--- TO BE DONE ---
Reproduce the data below word for word, starting with its first line and stopping after the line that contains "username[interactable]: Jackblackolantern <box>93 8".

--- INFORMATION SUPPLIED ---
>> start

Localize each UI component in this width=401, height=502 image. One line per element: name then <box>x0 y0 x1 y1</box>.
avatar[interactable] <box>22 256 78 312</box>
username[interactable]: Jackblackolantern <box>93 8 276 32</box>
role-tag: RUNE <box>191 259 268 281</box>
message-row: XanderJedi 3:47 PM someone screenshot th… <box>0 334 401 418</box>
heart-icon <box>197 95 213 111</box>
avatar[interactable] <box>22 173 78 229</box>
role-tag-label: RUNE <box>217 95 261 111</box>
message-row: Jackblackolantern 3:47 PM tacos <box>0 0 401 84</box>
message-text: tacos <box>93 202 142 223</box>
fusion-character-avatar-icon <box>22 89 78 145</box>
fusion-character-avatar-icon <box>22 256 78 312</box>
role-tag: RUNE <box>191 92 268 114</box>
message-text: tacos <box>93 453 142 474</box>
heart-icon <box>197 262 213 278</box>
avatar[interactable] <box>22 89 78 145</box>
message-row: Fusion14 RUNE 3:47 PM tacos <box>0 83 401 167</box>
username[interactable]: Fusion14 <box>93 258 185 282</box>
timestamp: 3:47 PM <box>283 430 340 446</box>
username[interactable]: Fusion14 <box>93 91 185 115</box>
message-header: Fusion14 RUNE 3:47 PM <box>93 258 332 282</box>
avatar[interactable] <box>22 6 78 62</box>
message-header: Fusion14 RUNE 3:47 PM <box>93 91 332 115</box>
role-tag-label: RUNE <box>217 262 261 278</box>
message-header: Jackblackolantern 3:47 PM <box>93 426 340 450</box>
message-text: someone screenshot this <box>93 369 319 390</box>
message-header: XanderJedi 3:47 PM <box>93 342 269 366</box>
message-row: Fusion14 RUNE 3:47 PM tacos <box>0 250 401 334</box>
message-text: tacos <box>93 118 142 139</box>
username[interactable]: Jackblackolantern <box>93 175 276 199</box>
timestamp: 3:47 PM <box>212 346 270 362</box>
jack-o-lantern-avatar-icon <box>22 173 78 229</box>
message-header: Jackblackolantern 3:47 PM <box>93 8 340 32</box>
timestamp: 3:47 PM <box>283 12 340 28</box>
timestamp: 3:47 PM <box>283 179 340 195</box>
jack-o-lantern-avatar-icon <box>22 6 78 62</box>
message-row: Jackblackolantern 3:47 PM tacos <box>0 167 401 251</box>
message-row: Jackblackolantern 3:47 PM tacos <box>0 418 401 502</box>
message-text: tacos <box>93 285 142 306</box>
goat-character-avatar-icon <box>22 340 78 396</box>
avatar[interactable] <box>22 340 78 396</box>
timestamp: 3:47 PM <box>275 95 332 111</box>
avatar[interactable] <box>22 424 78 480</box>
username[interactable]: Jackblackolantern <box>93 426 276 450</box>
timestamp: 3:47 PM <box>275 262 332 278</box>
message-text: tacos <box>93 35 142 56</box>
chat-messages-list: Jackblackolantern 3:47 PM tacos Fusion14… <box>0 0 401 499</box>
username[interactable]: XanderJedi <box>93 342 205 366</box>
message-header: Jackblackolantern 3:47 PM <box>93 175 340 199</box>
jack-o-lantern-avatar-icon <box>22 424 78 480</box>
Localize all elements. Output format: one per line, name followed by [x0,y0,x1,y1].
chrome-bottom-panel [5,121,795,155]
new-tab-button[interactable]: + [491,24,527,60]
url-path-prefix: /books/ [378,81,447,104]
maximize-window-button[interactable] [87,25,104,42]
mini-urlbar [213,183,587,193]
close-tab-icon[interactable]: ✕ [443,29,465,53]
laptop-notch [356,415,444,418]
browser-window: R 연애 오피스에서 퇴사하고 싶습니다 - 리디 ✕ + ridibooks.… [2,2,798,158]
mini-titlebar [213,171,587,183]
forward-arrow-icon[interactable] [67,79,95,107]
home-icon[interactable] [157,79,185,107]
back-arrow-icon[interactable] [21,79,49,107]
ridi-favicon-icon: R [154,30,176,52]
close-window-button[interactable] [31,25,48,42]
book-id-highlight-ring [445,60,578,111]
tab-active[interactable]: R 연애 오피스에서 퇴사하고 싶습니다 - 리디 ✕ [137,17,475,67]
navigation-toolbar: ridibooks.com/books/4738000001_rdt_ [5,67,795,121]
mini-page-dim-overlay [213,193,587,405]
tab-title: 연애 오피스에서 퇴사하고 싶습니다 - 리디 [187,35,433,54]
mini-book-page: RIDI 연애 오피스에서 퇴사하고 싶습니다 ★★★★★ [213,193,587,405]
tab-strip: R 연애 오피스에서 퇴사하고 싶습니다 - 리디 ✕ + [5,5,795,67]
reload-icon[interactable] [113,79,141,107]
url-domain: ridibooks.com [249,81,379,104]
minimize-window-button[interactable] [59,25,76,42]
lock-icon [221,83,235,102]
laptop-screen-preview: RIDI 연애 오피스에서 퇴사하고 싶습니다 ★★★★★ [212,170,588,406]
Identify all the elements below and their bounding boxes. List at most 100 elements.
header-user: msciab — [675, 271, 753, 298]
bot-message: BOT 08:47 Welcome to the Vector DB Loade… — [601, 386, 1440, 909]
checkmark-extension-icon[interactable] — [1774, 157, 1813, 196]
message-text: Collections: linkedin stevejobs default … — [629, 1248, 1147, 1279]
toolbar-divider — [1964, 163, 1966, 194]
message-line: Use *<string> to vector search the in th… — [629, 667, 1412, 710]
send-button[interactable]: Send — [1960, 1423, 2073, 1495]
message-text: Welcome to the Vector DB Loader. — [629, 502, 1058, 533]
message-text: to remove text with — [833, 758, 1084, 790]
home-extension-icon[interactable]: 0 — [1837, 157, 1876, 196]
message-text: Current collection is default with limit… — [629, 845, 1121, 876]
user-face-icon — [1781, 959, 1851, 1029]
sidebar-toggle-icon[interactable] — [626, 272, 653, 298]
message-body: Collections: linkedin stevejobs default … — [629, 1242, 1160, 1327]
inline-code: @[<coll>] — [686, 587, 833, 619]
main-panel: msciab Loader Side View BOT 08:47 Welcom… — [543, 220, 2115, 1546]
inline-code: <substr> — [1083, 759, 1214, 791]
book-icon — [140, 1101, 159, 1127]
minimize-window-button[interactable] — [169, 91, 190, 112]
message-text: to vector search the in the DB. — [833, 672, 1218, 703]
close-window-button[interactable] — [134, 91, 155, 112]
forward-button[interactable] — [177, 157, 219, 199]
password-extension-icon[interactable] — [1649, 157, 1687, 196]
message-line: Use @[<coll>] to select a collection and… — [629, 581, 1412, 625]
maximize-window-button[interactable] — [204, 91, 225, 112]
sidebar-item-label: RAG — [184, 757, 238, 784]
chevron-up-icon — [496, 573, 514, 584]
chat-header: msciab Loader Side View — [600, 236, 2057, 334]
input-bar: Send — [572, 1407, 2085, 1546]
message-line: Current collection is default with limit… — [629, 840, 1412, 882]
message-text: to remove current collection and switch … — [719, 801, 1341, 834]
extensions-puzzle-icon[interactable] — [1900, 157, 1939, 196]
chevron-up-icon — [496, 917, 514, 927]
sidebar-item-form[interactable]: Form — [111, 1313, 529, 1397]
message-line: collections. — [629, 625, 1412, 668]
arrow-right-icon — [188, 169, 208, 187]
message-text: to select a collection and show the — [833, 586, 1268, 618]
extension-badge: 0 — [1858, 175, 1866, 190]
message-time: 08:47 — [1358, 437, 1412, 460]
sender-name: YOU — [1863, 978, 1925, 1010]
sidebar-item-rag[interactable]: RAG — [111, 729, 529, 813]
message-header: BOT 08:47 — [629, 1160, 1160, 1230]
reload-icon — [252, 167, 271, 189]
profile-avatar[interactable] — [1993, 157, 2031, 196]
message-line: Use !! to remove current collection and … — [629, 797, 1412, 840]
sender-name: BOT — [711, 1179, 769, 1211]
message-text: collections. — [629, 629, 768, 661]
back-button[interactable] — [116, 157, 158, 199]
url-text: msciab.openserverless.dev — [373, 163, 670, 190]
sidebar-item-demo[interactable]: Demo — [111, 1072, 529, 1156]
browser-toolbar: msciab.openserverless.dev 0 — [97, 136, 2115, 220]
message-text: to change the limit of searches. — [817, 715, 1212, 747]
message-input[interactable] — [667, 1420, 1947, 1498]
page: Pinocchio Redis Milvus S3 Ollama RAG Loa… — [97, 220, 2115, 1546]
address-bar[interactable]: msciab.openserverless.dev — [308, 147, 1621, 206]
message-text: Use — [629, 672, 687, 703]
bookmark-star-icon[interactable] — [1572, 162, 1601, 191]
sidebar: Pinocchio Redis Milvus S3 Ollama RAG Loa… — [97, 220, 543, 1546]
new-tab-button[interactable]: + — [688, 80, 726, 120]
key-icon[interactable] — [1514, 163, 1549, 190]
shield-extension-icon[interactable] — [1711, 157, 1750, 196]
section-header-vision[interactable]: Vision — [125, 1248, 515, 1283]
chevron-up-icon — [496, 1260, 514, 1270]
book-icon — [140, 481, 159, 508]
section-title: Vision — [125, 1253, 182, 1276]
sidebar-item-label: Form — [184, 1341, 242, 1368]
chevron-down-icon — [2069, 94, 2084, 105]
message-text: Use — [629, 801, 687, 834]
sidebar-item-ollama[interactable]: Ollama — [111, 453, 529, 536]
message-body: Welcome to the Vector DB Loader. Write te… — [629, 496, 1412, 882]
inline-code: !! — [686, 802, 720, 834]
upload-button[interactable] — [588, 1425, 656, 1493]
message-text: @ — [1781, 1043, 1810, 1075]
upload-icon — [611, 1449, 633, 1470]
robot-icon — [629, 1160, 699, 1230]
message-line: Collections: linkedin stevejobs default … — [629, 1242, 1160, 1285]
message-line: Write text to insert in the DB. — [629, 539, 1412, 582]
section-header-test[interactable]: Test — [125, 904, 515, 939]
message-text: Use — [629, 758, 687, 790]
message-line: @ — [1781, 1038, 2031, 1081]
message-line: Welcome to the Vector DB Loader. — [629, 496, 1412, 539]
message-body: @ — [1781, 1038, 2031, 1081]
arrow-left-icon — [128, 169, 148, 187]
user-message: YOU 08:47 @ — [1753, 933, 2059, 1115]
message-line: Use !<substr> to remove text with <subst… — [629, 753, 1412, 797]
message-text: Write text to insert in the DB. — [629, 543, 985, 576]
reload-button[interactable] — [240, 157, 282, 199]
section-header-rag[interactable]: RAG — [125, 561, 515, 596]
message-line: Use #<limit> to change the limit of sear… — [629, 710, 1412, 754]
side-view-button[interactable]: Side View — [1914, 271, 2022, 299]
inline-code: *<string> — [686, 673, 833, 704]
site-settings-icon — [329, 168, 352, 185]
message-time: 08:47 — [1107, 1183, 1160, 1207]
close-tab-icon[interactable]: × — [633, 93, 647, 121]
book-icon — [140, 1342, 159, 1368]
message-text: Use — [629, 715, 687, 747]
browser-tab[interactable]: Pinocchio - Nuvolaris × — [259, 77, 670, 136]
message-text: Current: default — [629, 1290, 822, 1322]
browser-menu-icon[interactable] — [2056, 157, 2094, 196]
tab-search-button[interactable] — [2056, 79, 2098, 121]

>> end

--- REPLY ---
Localize each UI component in this width=401, height=502 image. One line per element: name then <box>x0 y0 x1 y1</box>.
avatar[interactable] <box>22 256 78 312</box>
username[interactable]: Jackblackolantern <box>93 8 276 32</box>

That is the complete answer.